> [Records supplied]
::::

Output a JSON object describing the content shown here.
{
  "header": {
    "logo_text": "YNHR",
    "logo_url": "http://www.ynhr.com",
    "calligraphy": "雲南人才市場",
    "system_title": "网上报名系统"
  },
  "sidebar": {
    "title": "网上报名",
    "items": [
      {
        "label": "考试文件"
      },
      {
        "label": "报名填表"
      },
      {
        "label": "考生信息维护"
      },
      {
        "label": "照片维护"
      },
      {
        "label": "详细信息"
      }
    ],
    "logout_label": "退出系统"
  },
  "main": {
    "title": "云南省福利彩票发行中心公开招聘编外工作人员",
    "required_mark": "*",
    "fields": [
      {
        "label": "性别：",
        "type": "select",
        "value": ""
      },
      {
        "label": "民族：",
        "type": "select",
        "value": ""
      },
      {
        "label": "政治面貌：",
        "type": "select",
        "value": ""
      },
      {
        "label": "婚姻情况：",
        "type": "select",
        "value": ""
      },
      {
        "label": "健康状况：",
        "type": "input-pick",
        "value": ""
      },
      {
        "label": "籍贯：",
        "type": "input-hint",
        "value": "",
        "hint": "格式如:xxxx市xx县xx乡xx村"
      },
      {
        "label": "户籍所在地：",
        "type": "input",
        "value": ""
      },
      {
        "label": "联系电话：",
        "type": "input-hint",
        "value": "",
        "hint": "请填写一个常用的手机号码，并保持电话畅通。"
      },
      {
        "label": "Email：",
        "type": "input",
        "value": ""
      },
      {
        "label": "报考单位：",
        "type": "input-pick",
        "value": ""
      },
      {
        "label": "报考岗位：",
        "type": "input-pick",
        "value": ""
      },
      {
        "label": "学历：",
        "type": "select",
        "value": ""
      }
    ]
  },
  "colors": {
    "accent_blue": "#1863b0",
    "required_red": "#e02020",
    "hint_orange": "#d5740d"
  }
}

::::

> [Given instruction]
Make an exact copy of the material above.

> [Answer to this task]
Output a JSON object describing the content shown here.
{
  "header": {
    "logo_text": "YNHR",
    "logo_url": "http://www.ynhr.com",
    "calligraphy": "雲南人才市場",
    "system_title": "网上报名系统"
  },
  "sidebar": {
    "title": "网上报名",
    "items": [
      {
        "label": "考试文件"
      },
      {
        "label": "报名填表"
      },
      {
        "label": "考生信息维护"
      },
      {
        "label": "照片维护"
      },
      {
        "label": "详细信息"
      }
    ],
    "logout_label": "退出系统"
  },
  "main": {
    "title": "云南省福利彩票发行中心公开招聘编外工作人员",
    "required_mark": "*",
    "fields": [
      {
        "label": "性别：",
        "type": "select",
        "value": ""
      },
      {
        "label": "民族：",
        "type": "select",
        "value": ""
      },
      {
        "label": "政治面貌：",
        "type": "select",
        "value": ""
      },
      {
        "label": "婚姻情况：",
        "type": "select",
        "value": ""
      },
      {
        "label": "健康状况：",
        "type": "input-pick",
        "value": ""
      },
      {
        "label": "籍贯：",
        "type": "input-hint",
        "value": "",
        "hint": "格式如:xxxx市xx县xx乡xx村"
      },
      {
        "label": "户籍所在地：",
        "type": "input",
        "value": ""
      },
      {
        "label": "联系电话：",
        "type": "input-hint",
        "value": "",
        "hint": "请填写一个常用的手机号码，并保持电话畅通。"
      },
      {
        "label": "Email：",
        "type": "input",
        "value": ""
      },
      {
        "label": "报考单位：",
        "type": "input-pick",
        "value": ""
      },
      {
        "label": "报考岗位：",
        "type": "input-pick",
        "value": ""
      },
      {
        "label": "学历：",
        "type": "select",
        "value": ""
      }
    ]
  },
  "colors": {
    "accent_blue": "#1863b0",
    "required_red": "#e02020",
    "hint_orange": "#d5740d"
  }
}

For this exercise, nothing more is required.